--- Begin Dataset extract ---
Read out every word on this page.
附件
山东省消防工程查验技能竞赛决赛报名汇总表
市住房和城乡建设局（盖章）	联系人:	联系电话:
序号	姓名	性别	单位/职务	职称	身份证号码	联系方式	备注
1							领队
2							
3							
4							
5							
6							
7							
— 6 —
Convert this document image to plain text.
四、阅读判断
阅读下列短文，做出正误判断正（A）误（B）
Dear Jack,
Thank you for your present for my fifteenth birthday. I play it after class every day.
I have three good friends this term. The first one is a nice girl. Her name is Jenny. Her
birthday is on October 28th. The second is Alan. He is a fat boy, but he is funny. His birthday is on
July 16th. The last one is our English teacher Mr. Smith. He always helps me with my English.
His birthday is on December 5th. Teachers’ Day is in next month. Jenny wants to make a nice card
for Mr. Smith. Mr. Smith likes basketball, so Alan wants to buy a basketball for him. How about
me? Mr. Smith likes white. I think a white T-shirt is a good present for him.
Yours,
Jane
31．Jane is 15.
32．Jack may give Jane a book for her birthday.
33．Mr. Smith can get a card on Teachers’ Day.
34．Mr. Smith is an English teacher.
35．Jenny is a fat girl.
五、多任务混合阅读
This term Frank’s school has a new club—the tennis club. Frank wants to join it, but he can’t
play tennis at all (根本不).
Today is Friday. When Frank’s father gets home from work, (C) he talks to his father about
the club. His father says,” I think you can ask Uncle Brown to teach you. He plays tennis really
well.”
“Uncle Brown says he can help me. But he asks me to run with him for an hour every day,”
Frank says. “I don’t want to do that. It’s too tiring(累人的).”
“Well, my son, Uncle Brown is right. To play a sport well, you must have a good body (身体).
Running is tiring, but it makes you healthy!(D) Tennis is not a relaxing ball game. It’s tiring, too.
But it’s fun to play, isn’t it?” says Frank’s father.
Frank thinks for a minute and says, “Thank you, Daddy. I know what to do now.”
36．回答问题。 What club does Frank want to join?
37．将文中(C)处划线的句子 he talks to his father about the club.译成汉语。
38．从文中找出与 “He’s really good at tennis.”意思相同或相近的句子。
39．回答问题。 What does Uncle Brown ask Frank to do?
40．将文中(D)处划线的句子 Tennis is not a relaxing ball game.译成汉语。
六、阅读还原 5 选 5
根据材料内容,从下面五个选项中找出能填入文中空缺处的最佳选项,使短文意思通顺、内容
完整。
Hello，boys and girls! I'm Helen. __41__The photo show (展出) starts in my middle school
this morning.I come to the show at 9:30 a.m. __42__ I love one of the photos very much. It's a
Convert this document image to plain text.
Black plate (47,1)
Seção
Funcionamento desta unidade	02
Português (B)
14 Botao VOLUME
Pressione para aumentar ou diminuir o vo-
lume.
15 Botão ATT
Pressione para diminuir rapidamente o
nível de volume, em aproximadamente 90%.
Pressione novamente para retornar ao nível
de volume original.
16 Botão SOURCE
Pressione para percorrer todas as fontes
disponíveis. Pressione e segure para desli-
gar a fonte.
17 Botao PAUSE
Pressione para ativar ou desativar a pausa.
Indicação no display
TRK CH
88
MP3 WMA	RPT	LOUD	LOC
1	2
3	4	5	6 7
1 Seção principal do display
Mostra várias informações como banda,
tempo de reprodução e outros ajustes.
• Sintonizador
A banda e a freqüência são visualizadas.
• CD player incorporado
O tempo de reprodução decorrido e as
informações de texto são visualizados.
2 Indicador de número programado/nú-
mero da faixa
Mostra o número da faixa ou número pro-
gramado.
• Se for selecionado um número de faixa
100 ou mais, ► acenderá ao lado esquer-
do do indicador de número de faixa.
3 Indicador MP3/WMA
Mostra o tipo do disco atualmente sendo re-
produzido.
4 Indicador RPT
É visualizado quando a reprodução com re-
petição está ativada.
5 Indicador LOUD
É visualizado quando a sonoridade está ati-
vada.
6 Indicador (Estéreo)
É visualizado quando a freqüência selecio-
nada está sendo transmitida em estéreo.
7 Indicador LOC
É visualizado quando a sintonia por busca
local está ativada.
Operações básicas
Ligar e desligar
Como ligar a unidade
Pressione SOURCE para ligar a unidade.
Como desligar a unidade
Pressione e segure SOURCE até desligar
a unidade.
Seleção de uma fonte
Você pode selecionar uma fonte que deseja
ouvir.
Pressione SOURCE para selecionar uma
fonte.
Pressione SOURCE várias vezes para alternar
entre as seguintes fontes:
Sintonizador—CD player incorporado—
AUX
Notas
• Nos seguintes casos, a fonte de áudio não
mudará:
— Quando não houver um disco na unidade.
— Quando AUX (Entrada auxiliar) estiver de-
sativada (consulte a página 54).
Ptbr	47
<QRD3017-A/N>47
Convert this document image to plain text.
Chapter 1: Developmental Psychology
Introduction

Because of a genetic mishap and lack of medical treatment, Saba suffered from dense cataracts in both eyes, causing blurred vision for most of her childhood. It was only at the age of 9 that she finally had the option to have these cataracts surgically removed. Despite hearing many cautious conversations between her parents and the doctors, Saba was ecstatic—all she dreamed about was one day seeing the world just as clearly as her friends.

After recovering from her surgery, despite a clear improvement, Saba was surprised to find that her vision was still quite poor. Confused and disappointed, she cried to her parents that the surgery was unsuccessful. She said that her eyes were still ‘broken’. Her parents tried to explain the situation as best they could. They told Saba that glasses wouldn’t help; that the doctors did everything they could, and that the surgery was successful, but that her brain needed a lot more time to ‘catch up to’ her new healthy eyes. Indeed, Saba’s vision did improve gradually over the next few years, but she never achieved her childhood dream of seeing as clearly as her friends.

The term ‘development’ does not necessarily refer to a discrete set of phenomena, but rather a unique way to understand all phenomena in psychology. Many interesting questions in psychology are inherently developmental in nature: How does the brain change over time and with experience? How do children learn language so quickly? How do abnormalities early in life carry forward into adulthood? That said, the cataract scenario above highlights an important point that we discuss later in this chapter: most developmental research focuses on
--- End Dataset extract ---
Exercise: Which lines hold the word "Alan"? Copy every one of them.

Result of this exercise:
birthday is on October 28th. The second is Alan. He is a fat boy, but he is funny. His birthday is on
for Mr. Smith. Mr. Smith likes basketball, so Alan wants to buy a basketball for him. How about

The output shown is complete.